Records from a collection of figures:
<<<<

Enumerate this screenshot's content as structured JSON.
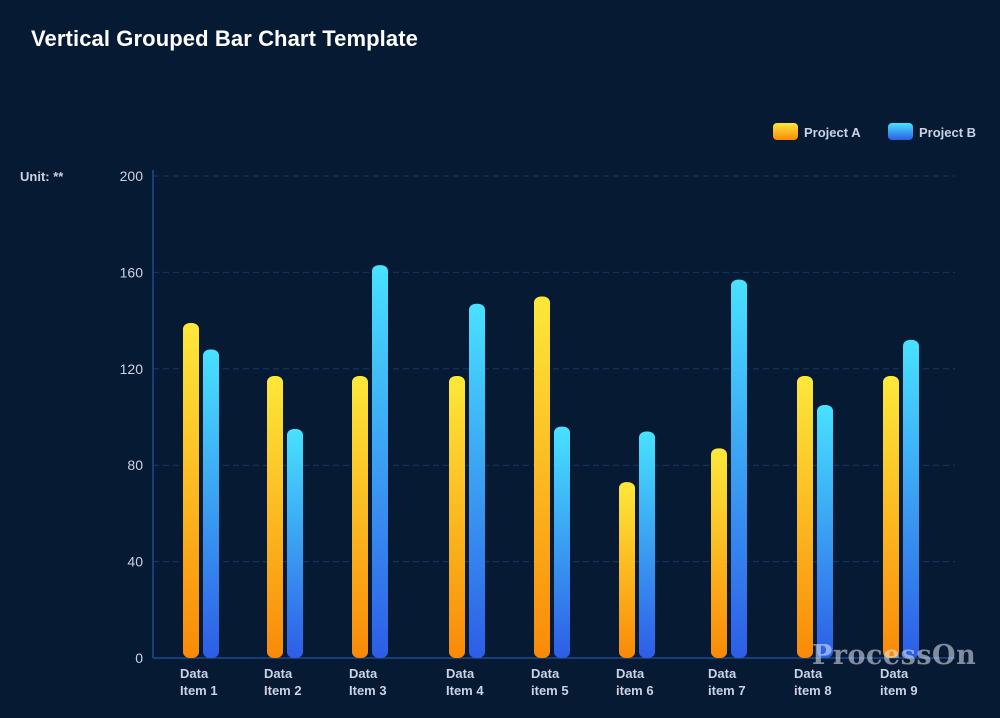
{
  "chart_data": {
    "type": "bar",
    "title": "Vertical Grouped Bar Chart Template",
    "unit_label": "Unit: **",
    "categories": [
      "Data Item 1",
      "Data Item 2",
      "Data Item 3",
      "Data Item 4",
      "Data item 5",
      "Data item 6",
      "Data item 7",
      "Data item 8",
      "Data item 9"
    ],
    "category_lines": [
      [
        "Data",
        "Item 1"
      ],
      [
        "Data",
        "Item 2"
      ],
      [
        "Data",
        "Item 3"
      ],
      [
        "Data",
        "Item 4"
      ],
      [
        "Data",
        "item 5"
      ],
      [
        "Data",
        "item 6"
      ],
      [
        "Data",
        "item 7"
      ],
      [
        "Data",
        "item 8"
      ],
      [
        "Data",
        "item 9"
      ]
    ],
    "series": [
      {
        "name": "Project A",
        "values": [
          139,
          117,
          117,
          117,
          150,
          73,
          87,
          117,
          117
        ],
        "color_top": "#fde83a",
        "color_bottom": "#f98a08"
      },
      {
        "name": "Project B",
        "values": [
          128,
          95,
          163,
          147,
          96,
          94,
          157,
          105,
          132
        ],
        "color_top": "#48e2ff",
        "color_bottom": "#2d5de6"
      }
    ],
    "ylim": [
      0,
      200
    ],
    "yticks": [
      "0",
      "40",
      "80",
      "120",
      "160",
      "200"
    ],
    "grid": true,
    "legend_position": "top-right",
    "xlabel": "",
    "ylabel": ""
  },
  "watermark": "ProcessOn",
  "colors": {
    "background": "#071a34",
    "axis": "#1f4b8f",
    "grid": "#173866"
  }
}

>>>>

All of the data above should be quoted exactly, except for the pictures.

Enumerate this screenshot's content as structured JSON.
{
  "chart_data": {
    "type": "bar",
    "title": "Vertical Grouped Bar Chart Template",
    "unit_label": "Unit: **",
    "categories": [
      "Data Item 1",
      "Data Item 2",
      "Data Item 3",
      "Data Item 4",
      "Data item 5",
      "Data item 6",
      "Data item 7",
      "Data item 8",
      "Data item 9"
    ],
    "category_lines": [
      [
        "Data",
        "Item 1"
      ],
      [
        "Data",
        "Item 2"
      ],
      [
        "Data",
        "Item 3"
      ],
      [
        "Data",
        "Item 4"
      ],
      [
        "Data",
        "item 5"
      ],
      [
        "Data",
        "item 6"
      ],
      [
        "Data",
        "item 7"
      ],
      [
        "Data",
        "item 8"
      ],
      [
        "Data",
        "item 9"
      ]
    ],
    "series": [
      {
        "name": "Project A",
        "values": [
          139,
          117,
          117,
          117,
          150,
          73,
          87,
          117,
          117
        ],
        "color_top": "#fde83a",
        "color_bottom": "#f98a08"
      },
      {
        "name": "Project B",
        "values": [
          128,
          95,
          163,
          147,
          96,
          94,
          157,
          105,
          132
        ],
        "color_top": "#48e2ff",
        "color_bottom": "#2d5de6"
      }
    ],
    "ylim": [
      0,
      200
    ],
    "yticks": [
      "0",
      "40",
      "80",
      "120",
      "160",
      "200"
    ],
    "grid": true,
    "legend_position": "top-right",
    "xlabel": "",
    "ylabel": ""
  },
  "watermark": "ProcessOn",
  "colors": {
    "background": "#071a34",
    "axis": "#1f4b8f",
    "grid": "#173866"
  }
}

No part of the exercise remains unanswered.